Le jeudi 28 septembre 1995


Supérieurement intelligent
Pierre Foglia, La Presse

Dieu sait pourquoi, je tenais le gourou Raël pour un doux sauté, moins dévasté que les autres mongoles du genre.

Je vous parle de Raël parce qu'il va voter OUI au référendum.

Je trouve que c'est une bonne idée. Sauf qu'il a écrit un livre pour nous dire pourquoi il allait voter OUI, et ça, c'est pas du tout une bonne idée. Ça s'appelle Vive le Québec Libre et en sous-titre : Faire du Québec la Suisse d'Amérique du Nord.

Un petit livre d'une sottise et d'une insignifiance consternantes. On lit cela et on se dit... on ne se dit rien du tout en fait. Si on disait quelque chose ce serait du genre : agueu-ageu, agaga...

L'extraordinaire là-dedans, c'est que Raël est le gourou de quelques milliers de téteux extatiques qui le vénèrent pour... son intelligence !

Raël prétend avoir été enlevé par des extra-terrestres qui l'ont opéré au cerveau, pour le rendre supérieurement intelligent.

Au cas où ce serait vrai, et au cas où ces mêmes extra-terrestres songeraient à m'enlever moi : s'il vous plait, les boys, ne touchez pas à mon cerveau. Je l'aime de même : moyennement intelligent. Je ne veux pas devenir supérieurement intelligent comme Raël.

Au fait, parlant de sautés, c'est aujourd'hui, 28 septembre, la fin du monde annoncée par les Médecins du Ciel de Val-David. Ne sortez pas sans votre casque.

........

### Travail demandé
[a] Recopiez à l'identique le passage de la chronique sur Raël qui s'ouvre sur les mots contenant « L'extraordinaire là-dedans, c'est » et se termine par « intelligent comme Raël. ».
[b] Rédigez la suite de la chronique sur Raël, en reprenant juste après sa dernière phrase.

### Données fournies
........

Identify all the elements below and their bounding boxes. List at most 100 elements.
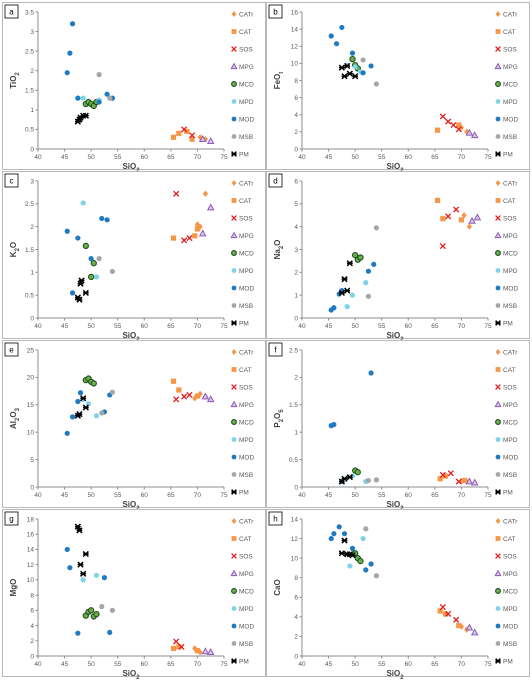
- legend-marker-mcd: [495, 419, 501, 425]
- legend-marker-sos: [231, 384, 237, 390]
- legend-label-mcd: MCD: [239, 588, 254, 595]
- y-tick-label: 25: [27, 347, 35, 354]
- y-tick-label: 5: [294, 201, 298, 208]
- data-point-mod: [64, 228, 70, 234]
- data-point-mpg: [198, 135, 207, 143]
- x-tick-label: 60: [405, 323, 413, 330]
- y-tick-label: 2: [30, 638, 34, 645]
- legend-marker-mpg: [494, 569, 502, 577]
- y-tick-label: 3: [30, 178, 34, 185]
- data-point-pm: [338, 289, 345, 297]
- data-point-cat: [456, 623, 462, 629]
- data-point-pm: [346, 70, 353, 77]
- data-point-cat: [192, 233, 198, 239]
- x-tick-label: 40: [34, 323, 42, 330]
- data-point-mcd: [90, 260, 97, 267]
- x-tick-label: 55: [114, 154, 122, 161]
- legend-marker-cat: [495, 536, 501, 541]
- data-point-cat: [170, 645, 177, 651]
- y-tick-label: 8: [294, 575, 298, 582]
- y-tick-label: 10: [291, 61, 299, 68]
- legend-marker-pm: [231, 320, 237, 326]
- x-tick-label: 60: [405, 154, 413, 161]
- x-tick-label: 45: [325, 323, 333, 330]
- data-point-mod: [360, 70, 366, 76]
- data-point-mpd: [347, 563, 353, 569]
- legend-marker-pm: [231, 658, 237, 664]
- legend-label-msb: MSB: [503, 134, 517, 141]
- data-point-mod: [368, 561, 374, 567]
- data-point-mod: [365, 268, 372, 274]
- data-point-mpg: [206, 648, 215, 656]
- x-tick-label: 70: [194, 661, 202, 668]
- panel-letter: h: [273, 515, 277, 524]
- data-point-catr: [466, 223, 472, 230]
- data-point-sos: [173, 638, 180, 645]
- y-tick-label: 8: [294, 78, 298, 85]
- data-point-mcd: [93, 610, 100, 618]
- data-point-sos: [173, 396, 180, 403]
- data-point-mpd: [349, 292, 356, 298]
- legend-label-mpd: MPD: [239, 606, 254, 613]
- x-tick-label: 65: [431, 661, 439, 668]
- legend-marker-catr: [495, 180, 501, 186]
- legend-marker-mod: [495, 623, 501, 629]
- x-tick-label: 50: [88, 661, 96, 668]
- data-point-mpd: [360, 535, 366, 542]
- data-point-pm: [341, 537, 348, 544]
- x-tick-label: 55: [378, 323, 386, 330]
- legend-label-cat: CAT: [503, 367, 516, 374]
- y-tick-label: 6: [30, 608, 34, 615]
- data-point-cat: [458, 217, 465, 223]
- data-point-msb: [373, 81, 379, 87]
- data-point-mpg: [465, 477, 474, 485]
- x-tick-label: 75: [484, 154, 492, 161]
- legend-marker-mcd: [231, 81, 237, 87]
- legend-label-mpg: MPG: [503, 402, 518, 409]
- data-point-catr: [461, 212, 467, 219]
- y-tick-label: 2: [294, 375, 298, 382]
- x-tick-label: 65: [431, 492, 439, 499]
- legend-label-cat: CAT: [503, 198, 516, 205]
- legend-label-catr: CATr: [503, 11, 518, 18]
- data-point-mod: [67, 565, 73, 571]
- panel-letter: d: [273, 177, 277, 186]
- legend-marker-pm: [231, 151, 237, 157]
- y-tick-label: 6: [294, 95, 298, 102]
- legend-label-sos: SOS: [239, 384, 253, 391]
- data-point-mpg: [465, 623, 474, 631]
- data-point-mcd: [349, 55, 356, 63]
- y-tick-label: 2.5: [25, 201, 34, 208]
- data-point-catr: [202, 190, 208, 198]
- y-tick-label: 10: [27, 430, 35, 437]
- panel-letter-box: [268, 511, 283, 526]
- legend-label-mpg: MPG: [239, 571, 254, 578]
- data-point-mpg: [468, 216, 476, 224]
- panel-letter: c: [10, 177, 14, 186]
- panel-frame: [266, 340, 530, 508]
- legend-marker-msb: [231, 472, 237, 477]
- y-tick-label: 2: [30, 224, 34, 231]
- data-point-mod: [339, 24, 345, 31]
- legend-marker-pm: [231, 489, 237, 495]
- data-point-mod: [104, 217, 110, 223]
- data-point-msb: [373, 477, 379, 483]
- legend-label-sos: SOS: [503, 553, 517, 560]
- data-point-cat: [442, 611, 449, 617]
- data-point-cat: [461, 477, 467, 484]
- data-point-cat: [437, 608, 443, 614]
- x-tick-label: 70: [458, 492, 466, 499]
- x-tick-label: 40: [34, 492, 42, 499]
- legend-label-mpg: MPG: [503, 233, 518, 240]
- y-tick-label: 16: [27, 532, 35, 539]
- legend-marker-catr: [231, 11, 237, 17]
- data-point-mod: [96, 99, 102, 105]
- data-point-pm: [341, 73, 348, 80]
- legend-marker-catr: [495, 11, 501, 17]
- y-tick-label: 4: [294, 224, 298, 231]
- legend-label-mod: MOD: [503, 116, 518, 123]
- data-point-mod: [341, 531, 348, 537]
- x-tick-label: 65: [431, 323, 439, 330]
- legend-label-sos: SOS: [239, 215, 253, 222]
- data-point-pm: [80, 570, 87, 577]
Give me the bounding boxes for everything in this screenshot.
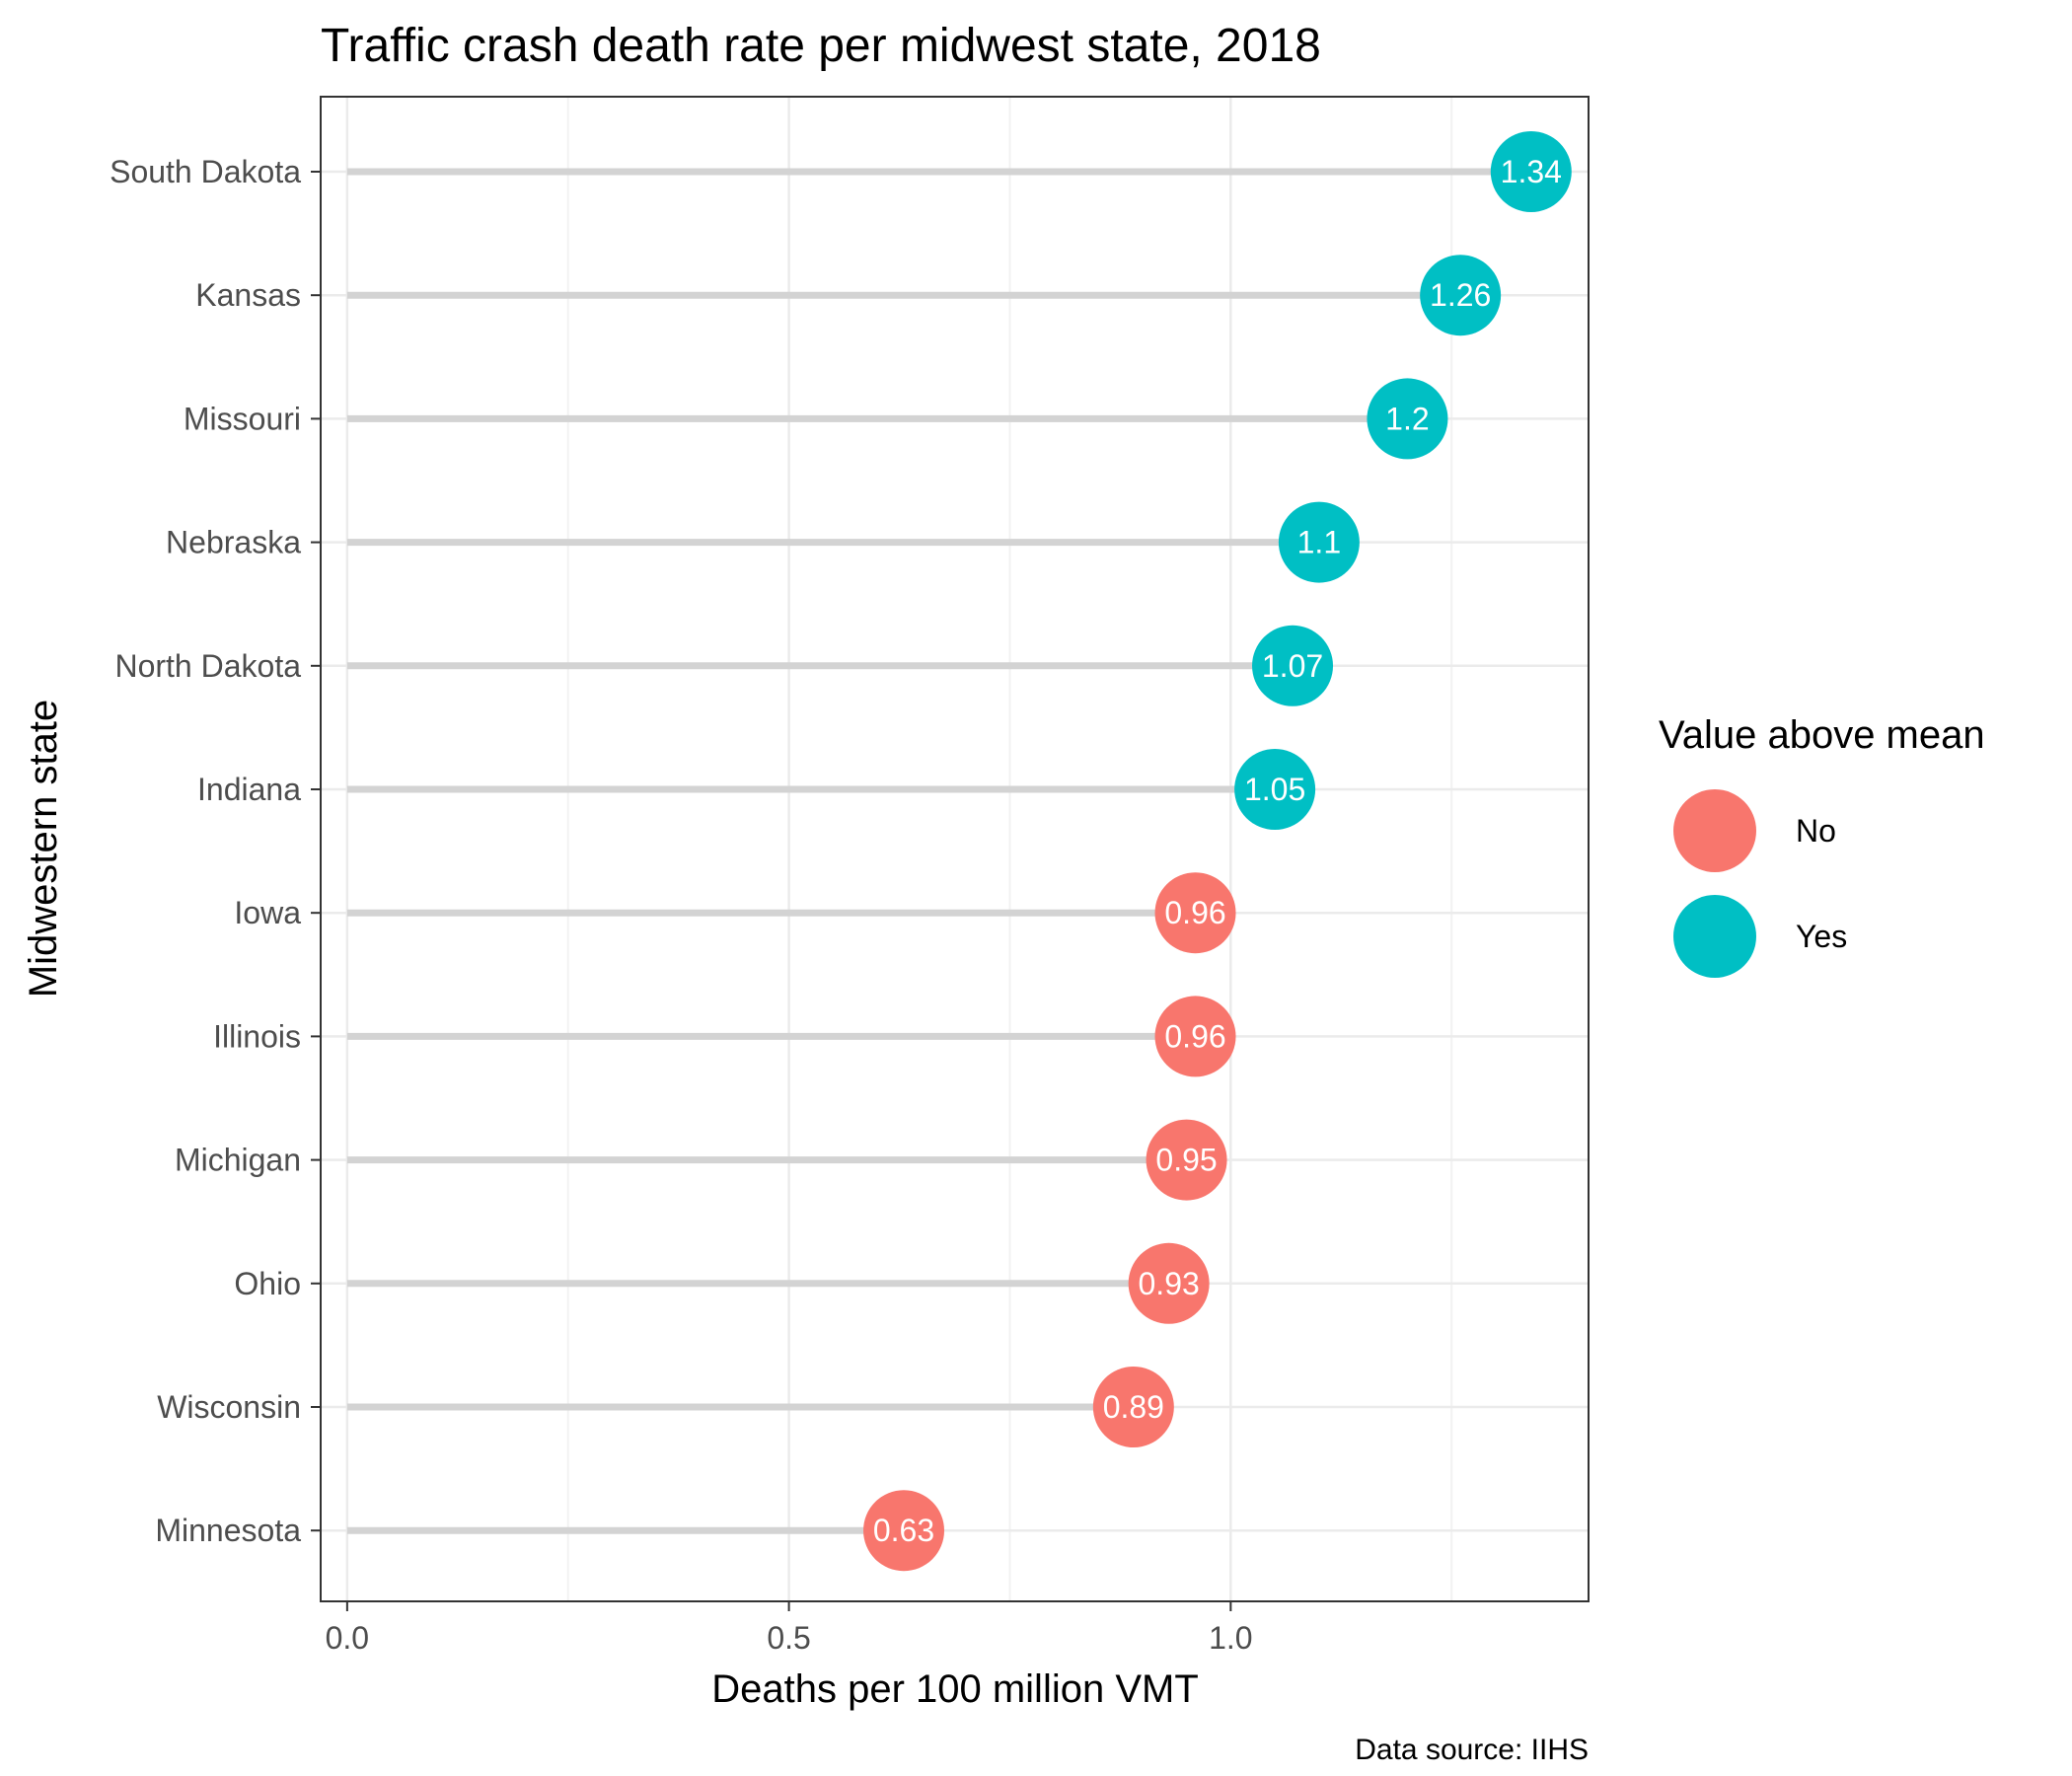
lollipop-point — [1128, 1242, 1210, 1324]
lollipop-point — [1092, 1367, 1174, 1447]
lollipop-point — [1154, 872, 1236, 954]
minor-gridlines — [566, 97, 1453, 1601]
data-label: 1.05 — [1244, 772, 1305, 807]
lollipop-stems — [346, 168, 1531, 1534]
legend: Value above mean No Yes — [1659, 713, 1985, 978]
y-tick-label: Wisconsin — [157, 1389, 301, 1425]
data-label: 1.07 — [1262, 648, 1323, 684]
x-tick-label: 1.0 — [1209, 1620, 1252, 1656]
y-tick-label: Minnesota — [155, 1513, 301, 1548]
x-axis-title: Deaths per 100 million VMT — [711, 1667, 1199, 1711]
lollipop-point — [1146, 1119, 1227, 1201]
legend-label: No — [1796, 813, 1836, 849]
y-tick-label: Illinois — [213, 1018, 301, 1054]
y-tick-label: Kansas — [195, 277, 301, 313]
y-axis: South Dakota Kansas Missouri Nebraska North … — [110, 154, 321, 1548]
y-tick-label: Indiana — [197, 772, 301, 807]
plot-panel-border — [320, 96, 1590, 1602]
data-label: 0.96 — [1164, 1018, 1225, 1054]
x-tick-label: 0.5 — [767, 1620, 810, 1656]
y-tick-label: Iowa — [234, 895, 301, 930]
y-tick-label: Nebraska — [166, 525, 301, 560]
data-label: 0.96 — [1164, 895, 1225, 930]
data-label: 0.95 — [1155, 1143, 1217, 1178]
lollipop-point — [863, 1490, 945, 1572]
x-axis: 0.0 0.5 1.0 — [326, 1601, 1253, 1656]
legend-key-no — [1673, 789, 1756, 872]
y-tick-label: Michigan — [175, 1143, 301, 1178]
lollipop-points — [863, 131, 1572, 1572]
y-tick-label: Ohio — [234, 1266, 301, 1301]
lollipop-point — [1420, 255, 1502, 336]
y-tick-label: South Dakota — [110, 154, 301, 189]
data-label: 0.63 — [873, 1513, 934, 1548]
data-label: 1.34 — [1501, 154, 1562, 189]
lollipop-point — [1490, 131, 1572, 212]
data-label: 0.89 — [1103, 1389, 1164, 1425]
data-label: 1.2 — [1385, 401, 1429, 436]
y-tick-label: North Dakota — [114, 648, 301, 684]
y-tick-label: Missouri — [184, 401, 301, 436]
data-labels: 1.34 1.26 1.2 1.1 1.07 1.05 0.96 0.96 0.95 0.93 0.… — [873, 154, 1562, 1548]
lollipop-point — [1278, 501, 1360, 583]
legend-title: Value above mean — [1659, 713, 1985, 757]
y-axis-title: Midwestern state — [22, 700, 65, 998]
legend-entries: No Yes — [1673, 789, 1847, 978]
lollipop-point — [1234, 749, 1316, 830]
data-label: 0.93 — [1139, 1266, 1200, 1301]
data-label: 1.1 — [1297, 525, 1341, 560]
legend-label: Yes — [1796, 919, 1847, 954]
caption: Data source: IIHS — [1355, 1734, 1589, 1766]
legend-key-yes — [1673, 895, 1756, 978]
lollipop-point — [1154, 996, 1236, 1077]
x-tick-label: 0.0 — [326, 1620, 369, 1656]
lollipop-point — [1367, 378, 1448, 460]
data-label: 1.26 — [1430, 277, 1491, 313]
lollipop-point — [1252, 625, 1334, 706]
chart-title: Traffic crash death rate per midwest sta… — [321, 20, 1321, 72]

........

### Résultats finaux
[a]
L'extraordinaire là-dedans, c'est que Raël est le gourou de quelques milliers de téteux extatiques qui le vénèrent pour... son intelligence !

Raël prétend avoir été enlevé par des extra-terrestres qui l'ont opéré au cerveau, pour le rendre supérieurement intelligent.

Au cas où ce serait vrai, et au cas où ces mêmes extra-terrestres songeraient à m'enlever moi : s'il vous plait, les boys, ne touchez pas à mon cerveau. Je l'aime de même : moyennement intelligent. Je ne veux pas devenir supérieurement intelligent comme Raël.

[b]
UNE BAVETTE, UNE ! - Un mauvais livre, acclamé par la critique et le public, a révélé Daniel Pennac : La Fée Carabine. C'était un plat réchauffé. Daniel Pennac n'a écrit qu'un livre finalement, le précédent : Au bonheur des ogres. Les autres de la série Malaussène sont des reprises.

Je ne prétends pas que c'est là une opinion majoritaire. Mais ce n'est pas, non plus, une opinion marginale. Ceux que le « procédé Pennac » agace, ( souvent les mêmes qui sont allergiques au procédé Djian ) sont aussi nombreux chez les « lettrés » que chez les lecteurs « d'histoires ».

Daniel Pennac vient de faire une tournée de promotion au Québec. Un homme charmant, me dit-on, disert, et qui sait écouter, qualité fort rare chez les célébrités... Raison de plus pour avoir avec lui une conversation adulte. S'autoriser de sa générosité, et ne pas faire pipi sur le tapis à tous le mots qu'il dit.

M. Pennac disait à la radio, à Mme Marie-France Bazzo : « Il ne faut pas qu'un personnage soit réductible à son utilité dans un roman ». Bien sûr. Puis-je ajouter qu'il serait souhaitable qu'un auteur ne soit pas réduit à son utilité en entrevue ?

On comprend que ce n'est pas de Pennac dont je me plains ici. C'est d'une certaine complaisance devant le Grand Auteur, complaisance qui, même lorsqu'elle s'exprime en râles post-modernes, nous renvoie à un provincialisme qui fleure la bavette de veau.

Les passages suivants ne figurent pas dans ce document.